# WHAT YOU SHOULD DO
Extract all lines in the data that contain the word "fasten".

# PROVIDED RECORDS
-.-.-
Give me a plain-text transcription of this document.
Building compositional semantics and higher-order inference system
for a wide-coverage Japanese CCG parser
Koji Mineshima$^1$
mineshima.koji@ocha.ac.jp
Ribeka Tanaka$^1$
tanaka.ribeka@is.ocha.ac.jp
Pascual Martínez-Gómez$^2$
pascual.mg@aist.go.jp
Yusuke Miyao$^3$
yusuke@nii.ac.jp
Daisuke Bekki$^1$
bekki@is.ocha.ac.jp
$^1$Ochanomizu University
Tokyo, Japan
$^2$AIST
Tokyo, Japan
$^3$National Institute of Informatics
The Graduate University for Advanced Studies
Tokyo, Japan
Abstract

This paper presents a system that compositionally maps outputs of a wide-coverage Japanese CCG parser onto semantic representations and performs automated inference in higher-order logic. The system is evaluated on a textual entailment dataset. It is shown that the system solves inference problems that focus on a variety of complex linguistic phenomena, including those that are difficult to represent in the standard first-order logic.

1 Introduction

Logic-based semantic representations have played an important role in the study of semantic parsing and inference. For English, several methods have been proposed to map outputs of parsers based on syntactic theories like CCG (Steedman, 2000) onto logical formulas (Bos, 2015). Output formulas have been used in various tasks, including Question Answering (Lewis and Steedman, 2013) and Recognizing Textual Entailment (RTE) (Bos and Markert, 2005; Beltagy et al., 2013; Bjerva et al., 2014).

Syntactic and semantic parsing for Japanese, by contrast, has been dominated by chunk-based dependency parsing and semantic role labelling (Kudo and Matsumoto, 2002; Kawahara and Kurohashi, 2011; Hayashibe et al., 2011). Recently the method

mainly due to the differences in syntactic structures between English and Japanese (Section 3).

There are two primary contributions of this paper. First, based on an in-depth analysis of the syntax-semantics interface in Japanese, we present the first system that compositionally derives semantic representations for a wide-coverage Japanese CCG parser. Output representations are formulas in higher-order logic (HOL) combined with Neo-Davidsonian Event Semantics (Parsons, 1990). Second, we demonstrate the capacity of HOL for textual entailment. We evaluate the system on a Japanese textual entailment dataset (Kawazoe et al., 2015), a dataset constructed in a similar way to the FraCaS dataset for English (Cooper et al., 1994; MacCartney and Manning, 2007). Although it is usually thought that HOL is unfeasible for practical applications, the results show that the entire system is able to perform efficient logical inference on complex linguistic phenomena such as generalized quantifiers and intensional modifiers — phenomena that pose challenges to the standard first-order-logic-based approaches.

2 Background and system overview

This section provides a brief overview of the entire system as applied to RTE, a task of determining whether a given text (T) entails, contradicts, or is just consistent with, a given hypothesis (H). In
-.-.-
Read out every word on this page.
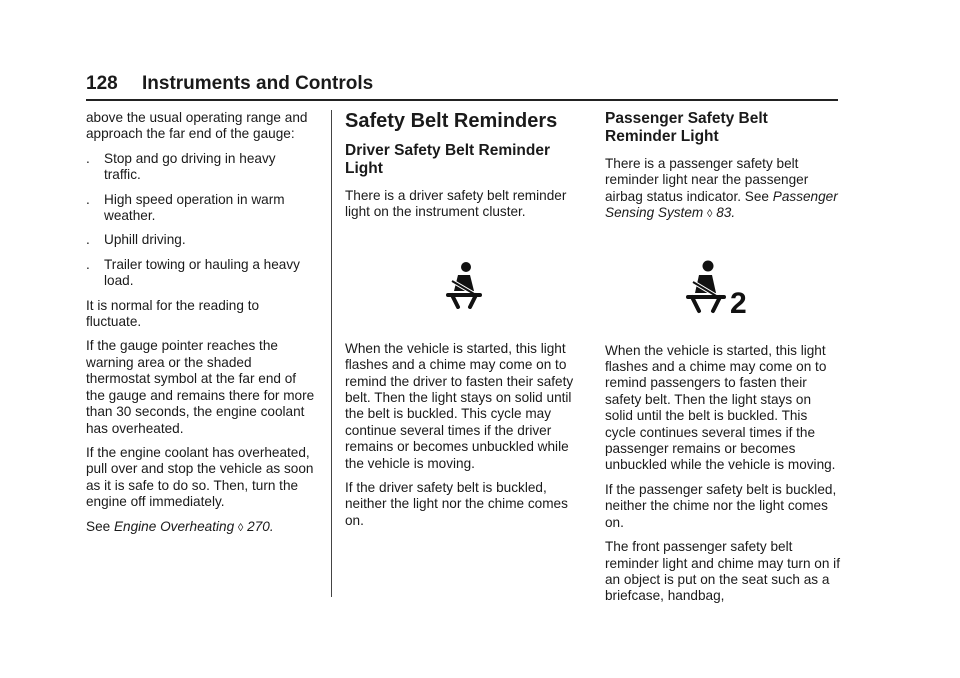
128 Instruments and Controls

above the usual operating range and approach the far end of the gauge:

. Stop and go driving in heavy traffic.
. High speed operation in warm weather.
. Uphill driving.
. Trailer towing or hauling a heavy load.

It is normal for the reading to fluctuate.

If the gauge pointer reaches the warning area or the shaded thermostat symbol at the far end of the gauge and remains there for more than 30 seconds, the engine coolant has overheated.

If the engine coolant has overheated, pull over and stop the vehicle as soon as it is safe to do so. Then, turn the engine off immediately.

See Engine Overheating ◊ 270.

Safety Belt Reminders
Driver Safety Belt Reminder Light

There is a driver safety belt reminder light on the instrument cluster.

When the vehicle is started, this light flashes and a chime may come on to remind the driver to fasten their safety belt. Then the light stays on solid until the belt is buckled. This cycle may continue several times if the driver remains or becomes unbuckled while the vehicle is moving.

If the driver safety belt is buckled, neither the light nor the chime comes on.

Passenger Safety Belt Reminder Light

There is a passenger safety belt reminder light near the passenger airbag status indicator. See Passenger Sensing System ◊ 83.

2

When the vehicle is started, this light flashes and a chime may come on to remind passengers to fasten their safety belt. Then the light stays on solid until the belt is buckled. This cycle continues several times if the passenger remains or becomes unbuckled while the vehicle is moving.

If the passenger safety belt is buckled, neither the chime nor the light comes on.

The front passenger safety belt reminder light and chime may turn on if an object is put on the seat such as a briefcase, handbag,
-.-.-
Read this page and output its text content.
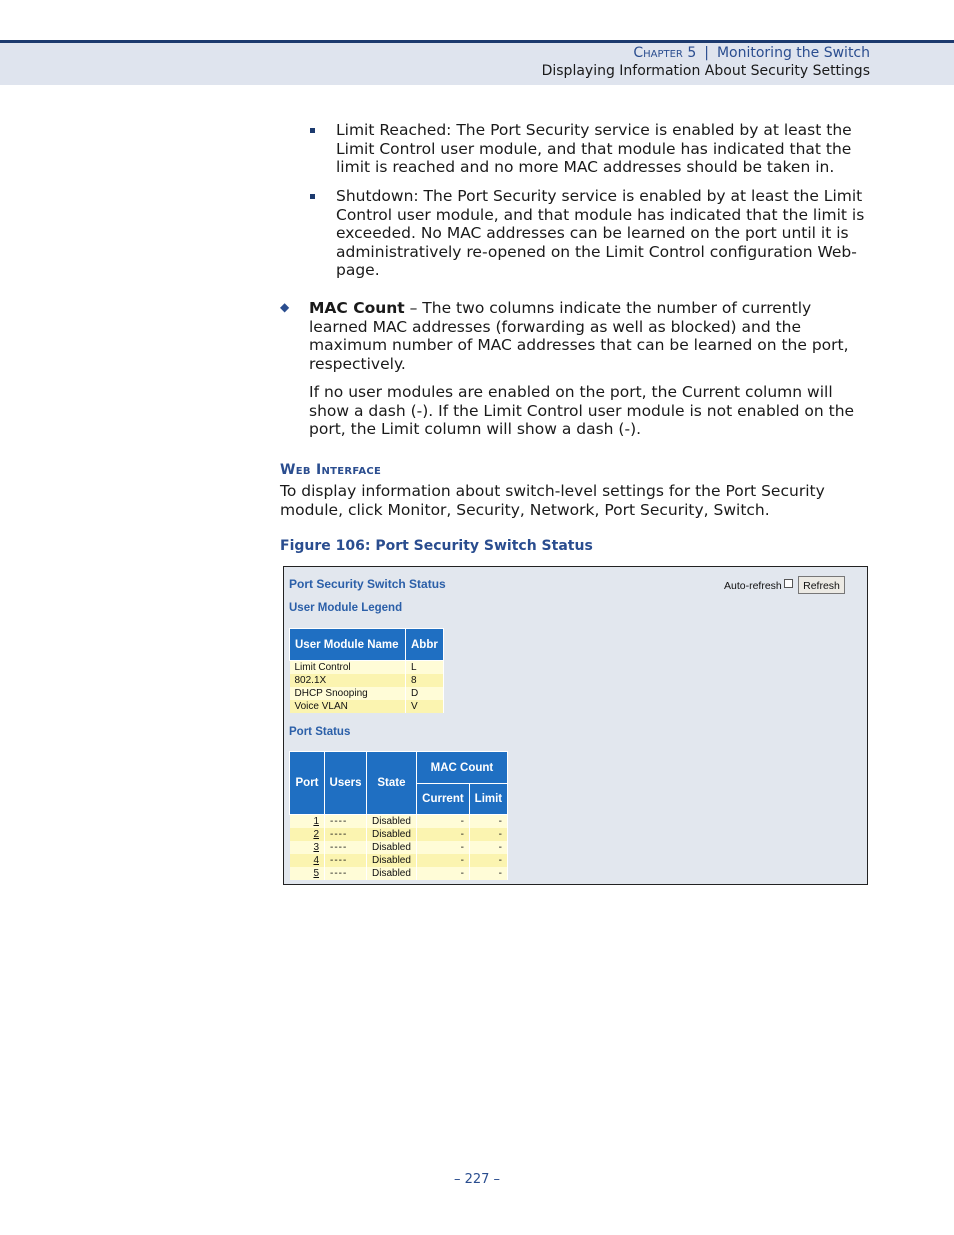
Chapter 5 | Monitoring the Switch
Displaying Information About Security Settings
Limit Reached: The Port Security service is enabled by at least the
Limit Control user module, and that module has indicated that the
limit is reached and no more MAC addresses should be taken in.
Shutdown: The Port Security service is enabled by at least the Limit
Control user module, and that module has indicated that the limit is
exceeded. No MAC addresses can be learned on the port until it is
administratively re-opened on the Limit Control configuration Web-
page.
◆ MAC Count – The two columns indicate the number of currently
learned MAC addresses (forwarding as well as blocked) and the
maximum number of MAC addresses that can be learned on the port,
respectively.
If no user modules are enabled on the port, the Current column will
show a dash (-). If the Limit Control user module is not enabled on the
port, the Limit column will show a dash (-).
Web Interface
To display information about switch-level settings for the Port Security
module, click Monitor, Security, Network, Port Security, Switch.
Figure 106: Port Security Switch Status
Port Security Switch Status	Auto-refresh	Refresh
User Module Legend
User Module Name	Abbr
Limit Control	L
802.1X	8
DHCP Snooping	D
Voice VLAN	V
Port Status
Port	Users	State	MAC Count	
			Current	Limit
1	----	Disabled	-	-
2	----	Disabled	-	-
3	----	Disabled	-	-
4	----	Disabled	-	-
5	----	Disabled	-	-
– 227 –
-.-.-
# FINAL RESULT
When the vehicle is started, this light flashes and a chime may come on to remind the driver to fasten their safety belt. Then the light stays on solid until the belt is buckled. This cycle may continue several times if the driver remains or becomes unbuckled while the vehicle is moving.
When the vehicle is started, this light flashes and a chime may come on to remind passengers to fasten their safety belt. Then the light stays on solid until the belt is buckled. This cycle continues several times if the passenger remains or becomes unbuckled while the vehicle is moving.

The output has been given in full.